**Exercise instructions**
Reproduce all the lines below exactly and omit the images.

**Listed records**
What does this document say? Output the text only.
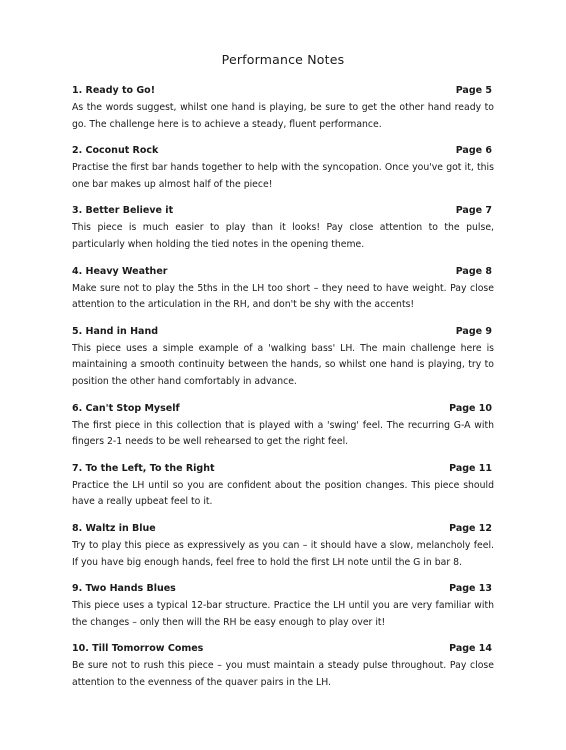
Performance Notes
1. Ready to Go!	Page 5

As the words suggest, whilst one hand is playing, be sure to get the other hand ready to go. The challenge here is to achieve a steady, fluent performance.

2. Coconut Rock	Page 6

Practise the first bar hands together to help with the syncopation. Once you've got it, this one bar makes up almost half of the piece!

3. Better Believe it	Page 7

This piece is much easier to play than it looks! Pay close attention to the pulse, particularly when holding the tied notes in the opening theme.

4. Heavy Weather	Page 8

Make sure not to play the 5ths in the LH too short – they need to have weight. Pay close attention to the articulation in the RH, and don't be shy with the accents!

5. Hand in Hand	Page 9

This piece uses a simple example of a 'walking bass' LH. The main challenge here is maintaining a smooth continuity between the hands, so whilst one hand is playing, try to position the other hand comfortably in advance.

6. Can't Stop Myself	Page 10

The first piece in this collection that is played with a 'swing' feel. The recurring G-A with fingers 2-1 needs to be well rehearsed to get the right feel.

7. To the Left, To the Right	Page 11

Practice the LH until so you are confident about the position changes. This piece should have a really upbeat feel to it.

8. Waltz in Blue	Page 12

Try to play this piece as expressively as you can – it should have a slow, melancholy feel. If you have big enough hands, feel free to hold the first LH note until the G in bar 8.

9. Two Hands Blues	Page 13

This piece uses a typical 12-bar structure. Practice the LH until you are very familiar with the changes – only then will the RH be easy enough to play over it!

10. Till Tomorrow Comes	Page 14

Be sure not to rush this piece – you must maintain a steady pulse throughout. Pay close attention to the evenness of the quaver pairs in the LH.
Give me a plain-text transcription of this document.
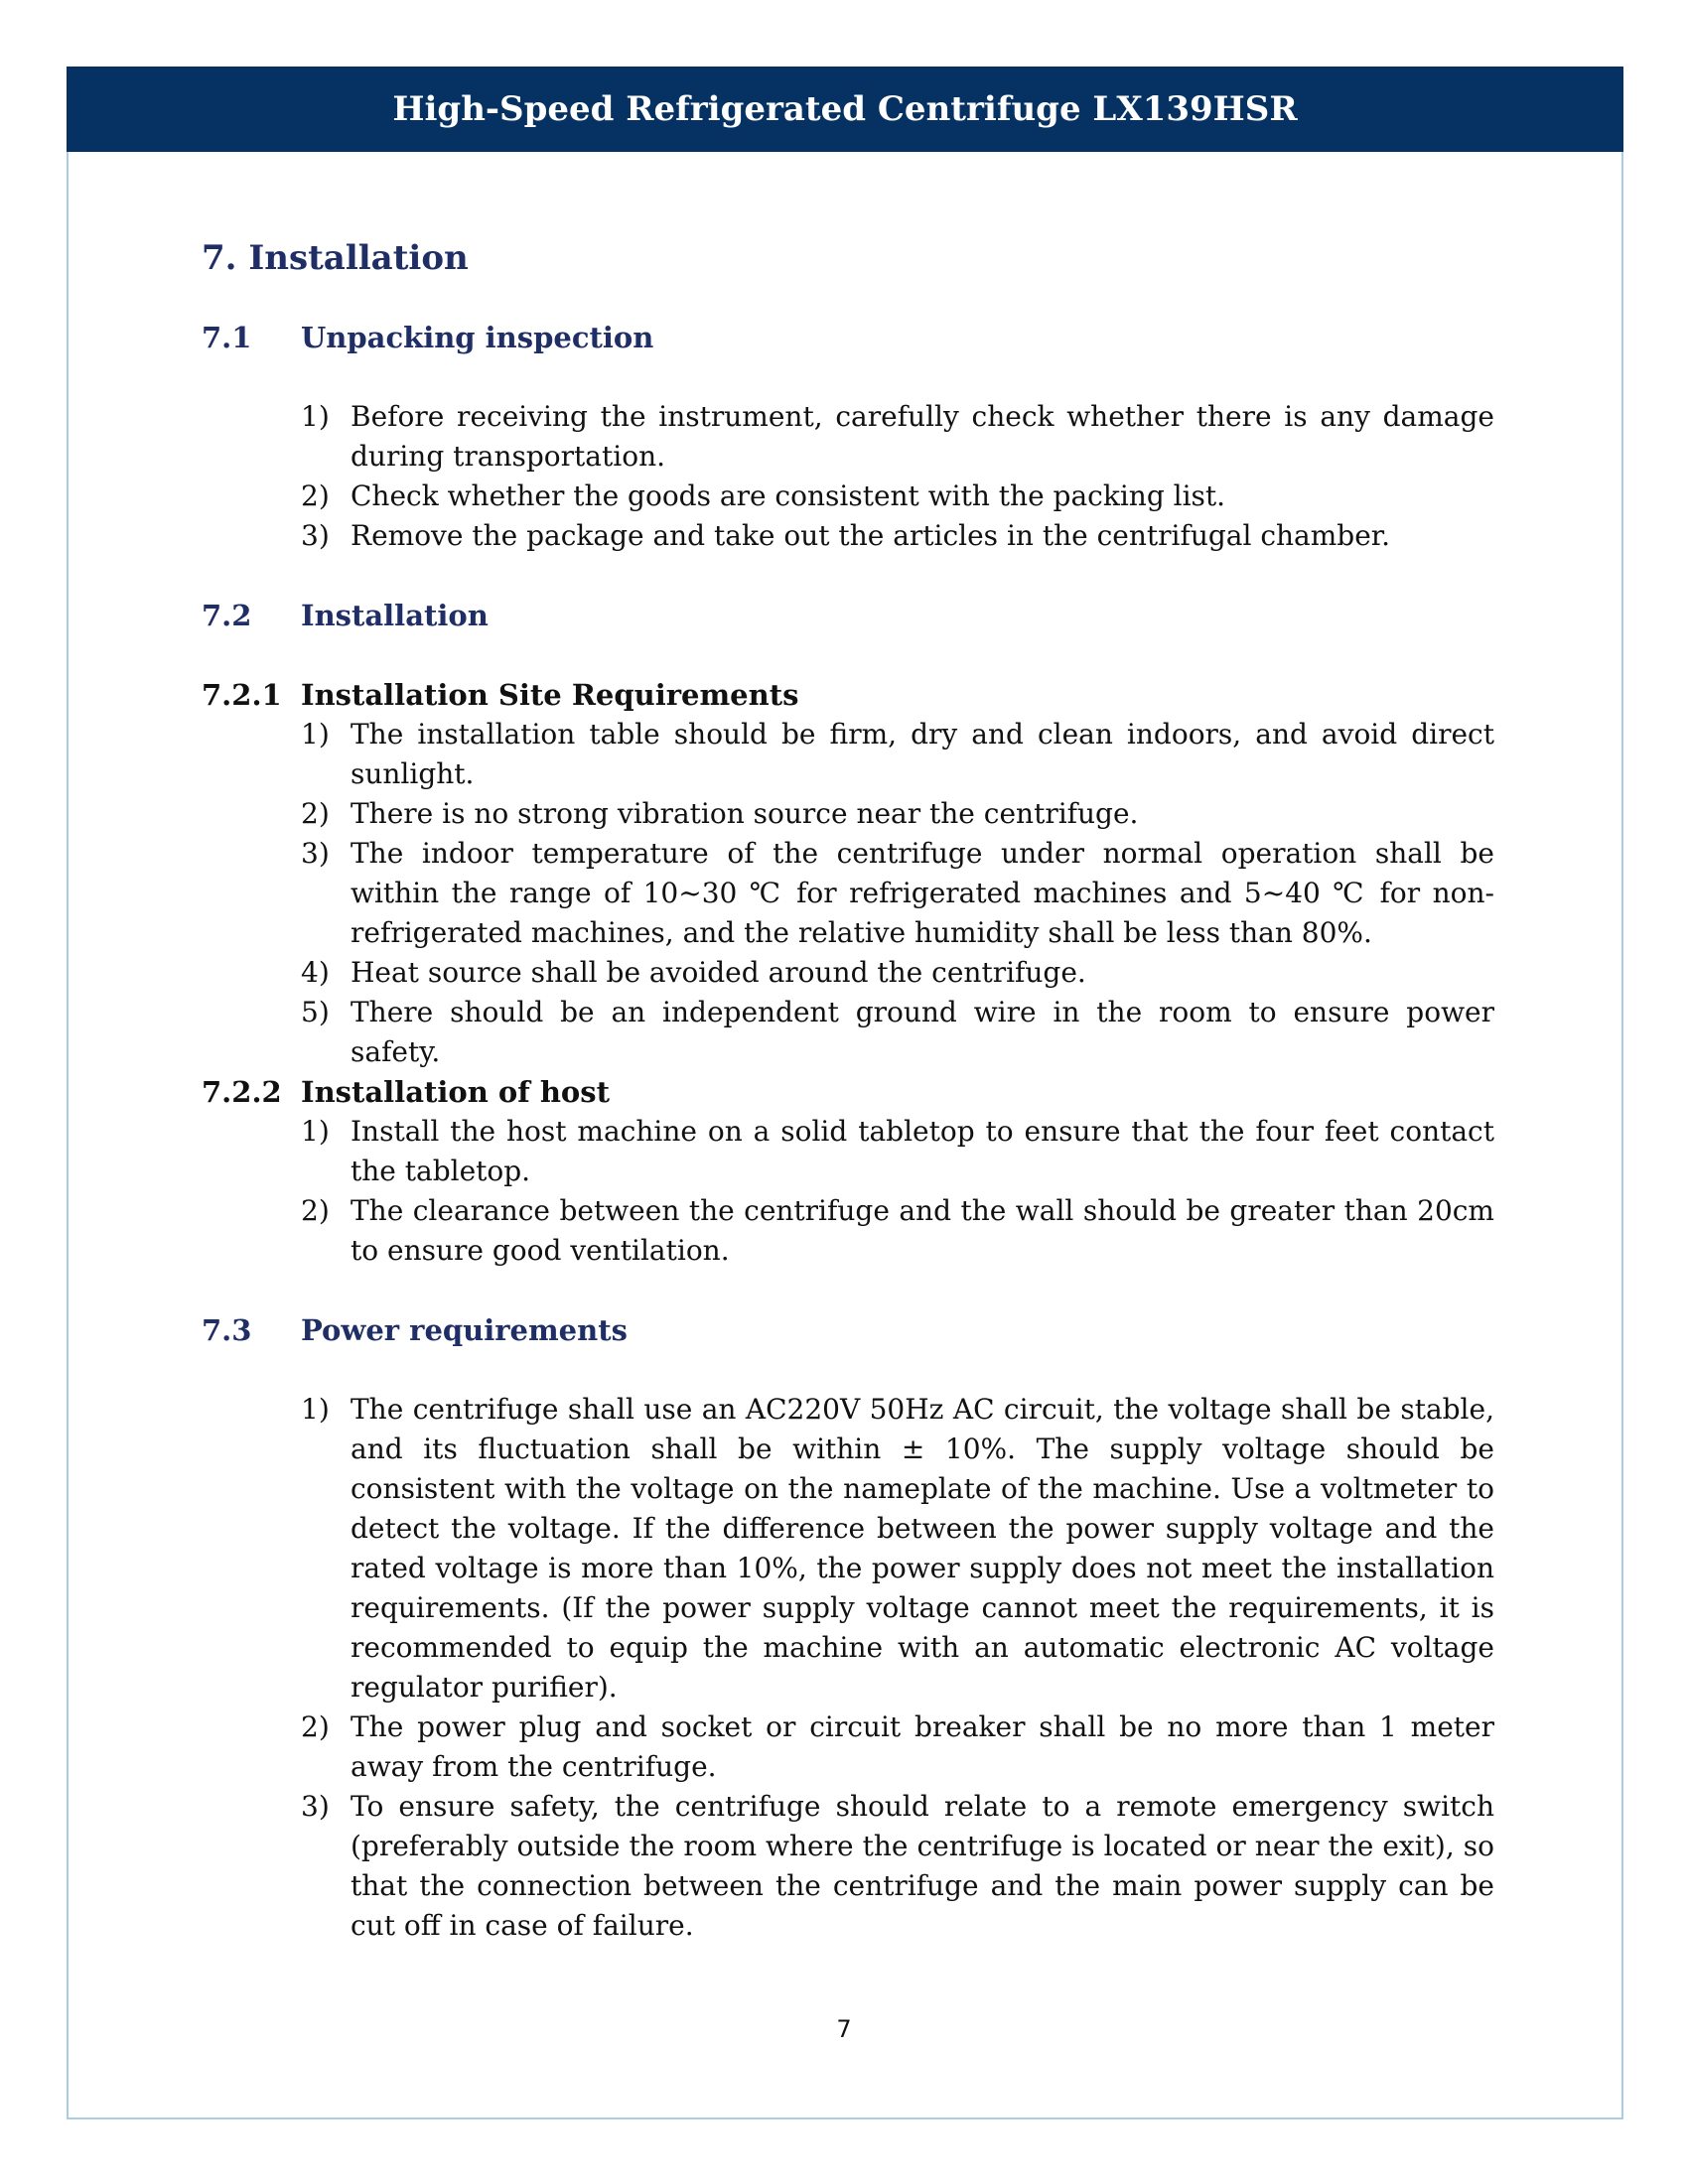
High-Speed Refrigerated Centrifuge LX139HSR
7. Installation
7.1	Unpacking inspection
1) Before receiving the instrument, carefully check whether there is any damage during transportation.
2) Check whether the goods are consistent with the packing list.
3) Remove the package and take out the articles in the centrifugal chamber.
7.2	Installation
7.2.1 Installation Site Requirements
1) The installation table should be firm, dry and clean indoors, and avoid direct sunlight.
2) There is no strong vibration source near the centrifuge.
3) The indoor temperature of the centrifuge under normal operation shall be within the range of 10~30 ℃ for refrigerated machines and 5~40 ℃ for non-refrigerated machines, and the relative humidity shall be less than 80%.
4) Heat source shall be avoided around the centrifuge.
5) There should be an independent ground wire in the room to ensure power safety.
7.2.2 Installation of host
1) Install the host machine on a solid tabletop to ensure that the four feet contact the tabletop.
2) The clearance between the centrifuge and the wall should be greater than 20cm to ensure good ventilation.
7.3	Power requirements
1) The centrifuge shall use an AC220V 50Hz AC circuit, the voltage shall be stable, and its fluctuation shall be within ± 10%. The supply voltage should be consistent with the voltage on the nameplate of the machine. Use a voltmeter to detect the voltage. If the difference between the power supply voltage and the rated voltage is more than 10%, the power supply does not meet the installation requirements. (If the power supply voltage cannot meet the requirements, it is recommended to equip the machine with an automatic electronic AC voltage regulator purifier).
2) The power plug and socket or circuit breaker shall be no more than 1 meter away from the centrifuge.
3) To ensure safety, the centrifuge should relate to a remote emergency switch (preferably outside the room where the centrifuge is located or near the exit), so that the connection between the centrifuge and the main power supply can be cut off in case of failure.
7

**Expected answer**
What does this document say? Output the text only.
Performance Notes
1. Ready to Go!	Page 5

As the words suggest, whilst one hand is playing, be sure to get the other hand ready to go. The challenge here is to achieve a steady, fluent performance.

2. Coconut Rock	Page 6

Practise the first bar hands together to help with the syncopation. Once you've got it, this one bar makes up almost half of the piece!

3. Better Believe it	Page 7

This piece is much easier to play than it looks! Pay close attention to the pulse, particularly when holding the tied notes in the opening theme.

4. Heavy Weather	Page 8

Make sure not to play the 5ths in the LH too short – they need to have weight. Pay close attention to the articulation in the RH, and don't be shy with the accents!

5. Hand in Hand	Page 9

This piece uses a simple example of a 'walking bass' LH. The main challenge here is maintaining a smooth continuity between the hands, so whilst one hand is playing, try to position the other hand comfortably in advance.

6. Can't Stop Myself	Page 10

The first piece in this collection that is played with a 'swing' feel. The recurring G-A with fingers 2-1 needs to be well rehearsed to get the right feel.

7. To the Left, To the Right	Page 11

Practice the LH until so you are confident about the position changes. This piece should have a really upbeat feel to it.

8. Waltz in Blue	Page 12

Try to play this piece as expressively as you can – it should have a slow, melancholy feel. If you have big enough hands, feel free to hold the first LH note until the G in bar 8.

9. Two Hands Blues	Page 13

This piece uses a typical 12-bar structure. Practice the LH until you are very familiar with the changes – only then will the RH be easy enough to play over it!

10. Till Tomorrow Comes	Page 14

Be sure not to rush this piece – you must maintain a steady pulse throughout. Pay close attention to the evenness of the quaver pairs in the LH.
Give me a plain-text transcription of this document.
High-Speed Refrigerated Centrifuge LX139HSR
7. Installation
7.1	Unpacking inspection
1) Before receiving the instrument, carefully check whether there is any damage during transportation.
2) Check whether the goods are consistent with the packing list.
3) Remove the package and take out the articles in the centrifugal chamber.
7.2	Installation
7.2.1 Installation Site Requirements
1) The installation table should be firm, dry and clean indoors, and avoid direct sunlight.
2) There is no strong vibration source near the centrifuge.
3) The indoor temperature of the centrifuge under normal operation shall be within the range of 10~30 ℃ for refrigerated machines and 5~40 ℃ for non-refrigerated machines, and the relative humidity shall be less than 80%.
4) Heat source shall be avoided around the centrifuge.
5) There should be an independent ground wire in the room to ensure power safety.
7.2.2 Installation of host
1) Install the host machine on a solid tabletop to ensure that the four feet contact the tabletop.
2) The clearance between the centrifuge and the wall should be greater than 20cm to ensure good ventilation.
7.3	Power requirements
1) The centrifuge shall use an AC220V 50Hz AC circuit, the voltage shall be stable, and its fluctuation shall be within ± 10%. The supply voltage should be consistent with the voltage on the nameplate of the machine. Use a voltmeter to detect the voltage. If the difference between the power supply voltage and the rated voltage is more than 10%, the power supply does not meet the installation requirements. (If the power supply voltage cannot meet the requirements, it is recommended to equip the machine with an automatic electronic AC voltage regulator purifier).
2) The power plug and socket or circuit breaker shall be no more than 1 meter away from the centrifuge.
3) To ensure safety, the centrifuge should relate to a remote emergency switch (preferably outside the room where the centrifuge is located or near the exit), so that the connection between the centrifuge and the main power supply can be cut off in case of failure.
7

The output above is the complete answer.